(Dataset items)
[Begin]
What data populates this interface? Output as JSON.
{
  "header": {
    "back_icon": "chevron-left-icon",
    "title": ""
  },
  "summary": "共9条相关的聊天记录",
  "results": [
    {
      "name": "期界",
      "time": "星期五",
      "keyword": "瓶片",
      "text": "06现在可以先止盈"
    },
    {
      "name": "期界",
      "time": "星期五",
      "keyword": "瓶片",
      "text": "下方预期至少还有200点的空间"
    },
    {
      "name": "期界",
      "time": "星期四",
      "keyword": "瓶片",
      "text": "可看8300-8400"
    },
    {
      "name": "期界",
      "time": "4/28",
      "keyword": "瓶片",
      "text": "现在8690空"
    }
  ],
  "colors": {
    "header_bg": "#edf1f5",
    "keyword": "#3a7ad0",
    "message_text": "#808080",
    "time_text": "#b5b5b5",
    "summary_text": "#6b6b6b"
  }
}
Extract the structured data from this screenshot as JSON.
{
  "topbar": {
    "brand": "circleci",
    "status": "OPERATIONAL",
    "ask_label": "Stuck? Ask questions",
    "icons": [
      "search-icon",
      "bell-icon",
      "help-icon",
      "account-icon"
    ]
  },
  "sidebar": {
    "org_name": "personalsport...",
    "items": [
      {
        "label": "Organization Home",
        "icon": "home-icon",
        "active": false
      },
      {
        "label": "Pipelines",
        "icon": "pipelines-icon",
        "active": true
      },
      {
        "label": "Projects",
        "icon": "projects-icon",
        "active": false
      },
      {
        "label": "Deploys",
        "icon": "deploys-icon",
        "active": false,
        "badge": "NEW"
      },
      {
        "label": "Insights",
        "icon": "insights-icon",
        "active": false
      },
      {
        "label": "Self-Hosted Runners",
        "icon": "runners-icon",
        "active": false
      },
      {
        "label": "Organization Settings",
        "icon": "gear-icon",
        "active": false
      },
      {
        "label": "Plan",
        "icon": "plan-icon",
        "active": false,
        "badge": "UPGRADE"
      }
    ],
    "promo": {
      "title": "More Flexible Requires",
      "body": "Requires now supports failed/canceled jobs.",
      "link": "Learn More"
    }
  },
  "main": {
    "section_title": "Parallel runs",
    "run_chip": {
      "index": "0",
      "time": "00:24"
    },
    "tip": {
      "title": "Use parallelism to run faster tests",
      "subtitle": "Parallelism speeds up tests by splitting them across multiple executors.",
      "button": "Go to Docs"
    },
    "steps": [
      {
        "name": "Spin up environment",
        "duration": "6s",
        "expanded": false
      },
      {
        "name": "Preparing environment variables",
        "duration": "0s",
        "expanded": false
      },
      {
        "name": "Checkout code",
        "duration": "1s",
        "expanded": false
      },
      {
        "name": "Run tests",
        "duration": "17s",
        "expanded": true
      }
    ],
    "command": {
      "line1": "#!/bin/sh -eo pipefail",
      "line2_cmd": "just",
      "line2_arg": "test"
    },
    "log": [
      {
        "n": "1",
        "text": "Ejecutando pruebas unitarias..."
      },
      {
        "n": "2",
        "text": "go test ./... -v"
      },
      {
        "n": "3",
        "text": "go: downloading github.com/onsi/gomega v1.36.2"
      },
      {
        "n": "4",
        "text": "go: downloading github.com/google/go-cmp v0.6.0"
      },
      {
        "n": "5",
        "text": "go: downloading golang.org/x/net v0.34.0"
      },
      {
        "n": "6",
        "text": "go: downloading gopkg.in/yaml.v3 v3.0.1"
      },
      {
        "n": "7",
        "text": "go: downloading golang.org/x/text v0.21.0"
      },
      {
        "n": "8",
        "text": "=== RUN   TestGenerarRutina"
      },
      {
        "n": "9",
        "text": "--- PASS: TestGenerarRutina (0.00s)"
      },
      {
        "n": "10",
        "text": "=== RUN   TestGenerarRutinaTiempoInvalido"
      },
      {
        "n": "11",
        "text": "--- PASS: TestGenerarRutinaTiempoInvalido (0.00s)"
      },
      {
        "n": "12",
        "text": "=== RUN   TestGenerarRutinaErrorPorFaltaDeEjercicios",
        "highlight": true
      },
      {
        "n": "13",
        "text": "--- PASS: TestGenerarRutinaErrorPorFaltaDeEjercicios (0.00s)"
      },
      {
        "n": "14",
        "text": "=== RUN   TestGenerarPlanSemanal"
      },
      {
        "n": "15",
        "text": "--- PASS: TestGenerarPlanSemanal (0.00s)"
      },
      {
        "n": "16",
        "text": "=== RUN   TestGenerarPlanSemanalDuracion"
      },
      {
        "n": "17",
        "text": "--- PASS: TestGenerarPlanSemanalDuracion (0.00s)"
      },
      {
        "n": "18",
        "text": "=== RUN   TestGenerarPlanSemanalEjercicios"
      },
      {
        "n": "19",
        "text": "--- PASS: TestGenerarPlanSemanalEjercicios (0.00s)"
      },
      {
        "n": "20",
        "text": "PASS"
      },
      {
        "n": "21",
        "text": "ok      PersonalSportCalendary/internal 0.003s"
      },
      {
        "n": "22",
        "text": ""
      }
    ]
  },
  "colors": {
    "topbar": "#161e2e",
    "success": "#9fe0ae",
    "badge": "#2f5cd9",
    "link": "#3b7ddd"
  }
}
[End]
(SET EXERCISE)
Every line of the records above needs to be given again exactly.

(THE SOLUTION)
What data populates this interface? Output as JSON.
{
  "header": {
    "back_icon": "chevron-left-icon",
    "title": ""
  },
  "summary": "共9条相关的聊天记录",
  "results": [
    {
      "name": "期界",
      "time": "星期五",
      "keyword": "瓶片",
      "text": "06现在可以先止盈"
    },
    {
      "name": "期界",
      "time": "星期五",
      "keyword": "瓶片",
      "text": "下方预期至少还有200点的空间"
    },
    {
      "name": "期界",
      "time": "星期四",
      "keyword": "瓶片",
      "text": "可看8300-8400"
    },
    {
      "name": "期界",
      "time": "4/28",
      "keyword": "瓶片",
      "text": "现在8690空"
    }
  ],
  "colors": {
    "header_bg": "#edf1f5",
    "keyword": "#3a7ad0",
    "message_text": "#808080",
    "time_text": "#b5b5b5",
    "summary_text": "#6b6b6b"
  }
}
Extract the structured data from this screenshot as JSON.
{
  "topbar": {
    "brand": "circleci",
    "status": "OPERATIONAL",
    "ask_label": "Stuck? Ask questions",
    "icons": [
      "search-icon",
      "bell-icon",
      "help-icon",
      "account-icon"
    ]
  },
  "sidebar": {
    "org_name": "personalsport...",
    "items": [
      {
        "label": "Organization Home",
        "icon": "home-icon",
        "active": false
      },
      {
        "label": "Pipelines",
        "icon": "pipelines-icon",
        "active": true
      },
      {
        "label": "Projects",
        "icon": "projects-icon",
        "active": false
      },
      {
        "label": "Deploys",
        "icon": "deploys-icon",
        "active": false,
        "badge": "NEW"
      },
      {
        "label": "Insights",
        "icon": "insights-icon",
        "active": false
      },
      {
        "label": "Self-Hosted Runners",
        "icon": "runners-icon",
        "active": false
      },
      {
        "label": "Organization Settings",
        "icon": "gear-icon",
        "active": false
      },
      {
        "label": "Plan",
        "icon": "plan-icon",
        "active": false,
        "badge": "UPGRADE"
      }
    ],
    "promo": {
      "title": "More Flexible Requires",
      "body": "Requires now supports failed/canceled jobs.",
      "link": "Learn More"
    }
  },
  "main": {
    "section_title": "Parallel runs",
    "run_chip": {
      "index": "0",
      "time": "00:24"
    },
    "tip": {
      "title": "Use parallelism to run faster tests",
      "subtitle": "Parallelism speeds up tests by splitting them across multiple executors.",
      "button": "Go to Docs"
    },
    "steps": [
      {
        "name": "Spin up environment",
        "duration": "6s",
        "expanded": false
      },
      {
        "name": "Preparing environment variables",
        "duration": "0s",
        "expanded": false
      },
      {
        "name": "Checkout code",
        "duration": "1s",
        "expanded": false
      },
      {
        "name": "Run tests",
        "duration": "17s",
        "expanded": true
      }
    ],
    "command": {
      "line1": "#!/bin/sh -eo pipefail",
      "line2_cmd": "just",
      "line2_arg": "test"
    },
    "log": [
      {
        "n": "1",
        "text": "Ejecutando pruebas unitarias..."
      },
      {
        "n": "2",
        "text": "go test ./... -v"
      },
      {
        "n": "3",
        "text": "go: downloading github.com/onsi/gomega v1.36.2"
      },
      {
        "n": "4",
        "text": "go: downloading github.com/google/go-cmp v0.6.0"
      },
      {
        "n": "5",
        "text": "go: downloading golang.org/x/net v0.34.0"
      },
      {
        "n": "6",
        "text": "go: downloading gopkg.in/yaml.v3 v3.0.1"
      },
      {
        "n": "7",
        "text": "go: downloading golang.org/x/text v0.21.0"
      },
      {
        "n": "8",
        "text": "=== RUN   TestGenerarRutina"
      },
      {
        "n": "9",
        "text": "--- PASS: TestGenerarRutina (0.00s)"
      },
      {
        "n": "10",
        "text": "=== RUN   TestGenerarRutinaTiempoInvalido"
      },
      {
        "n": "11",
        "text": "--- PASS: TestGenerarRutinaTiempoInvalido (0.00s)"
      },
      {
        "n": "12",
        "text": "=== RUN   TestGenerarRutinaErrorPorFaltaDeEjercicios",
        "highlight": true
      },
      {
        "n": "13",
        "text": "--- PASS: TestGenerarRutinaErrorPorFaltaDeEjercicios (0.00s)"
      },
      {
        "n": "14",
        "text": "=== RUN   TestGenerarPlanSemanal"
      },
      {
        "n": "15",
        "text": "--- PASS: TestGenerarPlanSemanal (0.00s)"
      },
      {
        "n": "16",
        "text": "=== RUN   TestGenerarPlanSemanalDuracion"
      },
      {
        "n": "17",
        "text": "--- PASS: TestGenerarPlanSemanalDuracion (0.00s)"
      },
      {
        "n": "18",
        "text": "=== RUN   TestGenerarPlanSemanalEjercicios"
      },
      {
        "n": "19",
        "text": "--- PASS: TestGenerarPlanSemanalEjercicios (0.00s)"
      },
      {
        "n": "20",
        "text": "PASS"
      },
      {
        "n": "21",
        "text": "ok      PersonalSportCalendary/internal 0.003s"
      },
      {
        "n": "22",
        "text": ""
      }
    ]
  },
  "colors": {
    "topbar": "#161e2e",
    "success": "#9fe0ae",
    "badge": "#2f5cd9",
    "link": "#3b7ddd"
  }
}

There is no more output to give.